Task brief -
Write out word for word the records below, from the line with "Give bounding boxes" up to and including the line with "Bar bbox=[510, 105, 580, 249]". Leave the pictures out.

Input for this task -
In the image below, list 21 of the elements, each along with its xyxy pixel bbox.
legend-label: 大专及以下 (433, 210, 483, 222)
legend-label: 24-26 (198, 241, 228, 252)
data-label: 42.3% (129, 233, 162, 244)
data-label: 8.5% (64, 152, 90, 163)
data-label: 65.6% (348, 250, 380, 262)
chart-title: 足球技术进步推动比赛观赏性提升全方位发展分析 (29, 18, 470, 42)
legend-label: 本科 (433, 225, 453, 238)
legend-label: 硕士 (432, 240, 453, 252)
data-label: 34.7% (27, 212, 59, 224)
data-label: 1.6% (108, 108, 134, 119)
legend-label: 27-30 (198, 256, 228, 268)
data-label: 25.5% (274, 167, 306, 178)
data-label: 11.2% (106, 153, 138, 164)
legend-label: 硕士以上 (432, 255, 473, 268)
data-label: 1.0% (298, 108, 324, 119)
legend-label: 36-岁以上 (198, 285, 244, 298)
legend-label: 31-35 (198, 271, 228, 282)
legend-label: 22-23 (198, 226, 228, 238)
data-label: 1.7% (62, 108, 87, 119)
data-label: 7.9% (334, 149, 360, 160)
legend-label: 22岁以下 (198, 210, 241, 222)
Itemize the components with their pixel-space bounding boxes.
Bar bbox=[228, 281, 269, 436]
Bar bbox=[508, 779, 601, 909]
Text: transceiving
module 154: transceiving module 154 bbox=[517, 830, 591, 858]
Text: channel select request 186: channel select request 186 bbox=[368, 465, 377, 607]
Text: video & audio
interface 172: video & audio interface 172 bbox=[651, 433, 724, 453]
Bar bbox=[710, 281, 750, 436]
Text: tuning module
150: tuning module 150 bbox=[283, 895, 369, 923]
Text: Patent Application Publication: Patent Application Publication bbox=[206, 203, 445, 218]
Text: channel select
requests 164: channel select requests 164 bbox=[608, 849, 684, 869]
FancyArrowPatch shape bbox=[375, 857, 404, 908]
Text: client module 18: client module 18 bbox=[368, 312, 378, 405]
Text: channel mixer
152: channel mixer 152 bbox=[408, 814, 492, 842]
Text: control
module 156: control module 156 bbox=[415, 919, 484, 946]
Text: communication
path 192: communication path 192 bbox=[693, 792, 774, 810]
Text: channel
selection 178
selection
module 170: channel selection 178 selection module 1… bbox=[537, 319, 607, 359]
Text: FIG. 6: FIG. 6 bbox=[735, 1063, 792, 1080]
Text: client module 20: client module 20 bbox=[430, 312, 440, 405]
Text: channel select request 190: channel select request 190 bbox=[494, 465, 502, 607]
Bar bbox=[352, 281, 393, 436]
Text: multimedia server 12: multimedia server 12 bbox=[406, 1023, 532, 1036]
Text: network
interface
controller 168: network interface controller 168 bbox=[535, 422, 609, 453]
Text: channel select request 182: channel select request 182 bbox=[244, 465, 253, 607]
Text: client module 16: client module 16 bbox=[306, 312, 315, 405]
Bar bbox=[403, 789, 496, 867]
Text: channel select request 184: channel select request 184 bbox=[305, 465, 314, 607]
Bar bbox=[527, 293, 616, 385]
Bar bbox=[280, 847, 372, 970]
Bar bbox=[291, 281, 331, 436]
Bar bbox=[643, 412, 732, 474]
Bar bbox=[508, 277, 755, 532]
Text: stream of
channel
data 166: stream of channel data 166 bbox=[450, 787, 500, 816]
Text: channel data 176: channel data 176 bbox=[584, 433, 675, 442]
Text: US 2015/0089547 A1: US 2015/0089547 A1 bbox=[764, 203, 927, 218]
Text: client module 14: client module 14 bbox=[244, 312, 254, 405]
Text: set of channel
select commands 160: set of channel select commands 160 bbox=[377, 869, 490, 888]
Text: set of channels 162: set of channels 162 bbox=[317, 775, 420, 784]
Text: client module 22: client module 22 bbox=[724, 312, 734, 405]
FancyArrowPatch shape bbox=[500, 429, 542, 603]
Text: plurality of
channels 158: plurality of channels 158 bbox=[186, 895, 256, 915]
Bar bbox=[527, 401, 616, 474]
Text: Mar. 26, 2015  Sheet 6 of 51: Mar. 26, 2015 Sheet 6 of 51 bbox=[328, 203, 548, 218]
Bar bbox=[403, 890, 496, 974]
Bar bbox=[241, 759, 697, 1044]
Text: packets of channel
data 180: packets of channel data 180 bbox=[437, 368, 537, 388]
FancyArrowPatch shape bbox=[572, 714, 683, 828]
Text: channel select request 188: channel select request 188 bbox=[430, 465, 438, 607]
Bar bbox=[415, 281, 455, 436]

* * *

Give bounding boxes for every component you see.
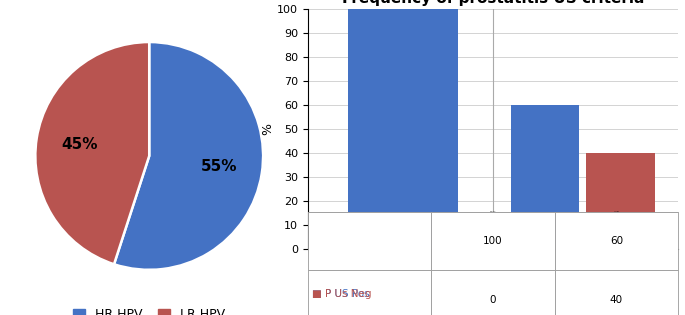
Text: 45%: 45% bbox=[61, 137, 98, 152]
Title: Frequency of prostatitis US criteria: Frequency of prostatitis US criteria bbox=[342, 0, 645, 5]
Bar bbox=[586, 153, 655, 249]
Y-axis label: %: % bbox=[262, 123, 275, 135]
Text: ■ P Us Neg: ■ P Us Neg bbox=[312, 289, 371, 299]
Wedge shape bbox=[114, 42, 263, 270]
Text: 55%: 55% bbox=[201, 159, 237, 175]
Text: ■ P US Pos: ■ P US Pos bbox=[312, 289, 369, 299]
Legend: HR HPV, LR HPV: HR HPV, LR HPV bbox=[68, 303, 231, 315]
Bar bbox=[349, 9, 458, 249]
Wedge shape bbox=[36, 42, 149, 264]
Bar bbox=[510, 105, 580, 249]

Solution below -
Give bounding boxes for every component you see.
Text: 45%: 45% bbox=[61, 137, 98, 152]
Title: Frequency of prostatitis US criteria: Frequency of prostatitis US criteria bbox=[342, 0, 645, 5]
Bar bbox=[586, 153, 655, 249]
Y-axis label: %: % bbox=[262, 123, 275, 135]
Text: ■ P Us Neg: ■ P Us Neg bbox=[312, 289, 371, 299]
Wedge shape bbox=[114, 42, 263, 270]
Text: 55%: 55% bbox=[201, 159, 237, 175]
Text: ■ P US Pos: ■ P US Pos bbox=[312, 289, 369, 299]
Legend: HR HPV, LR HPV: HR HPV, LR HPV bbox=[68, 303, 231, 315]
Bar bbox=[349, 9, 458, 249]
Wedge shape bbox=[36, 42, 149, 264]
Bar bbox=[510, 105, 580, 249]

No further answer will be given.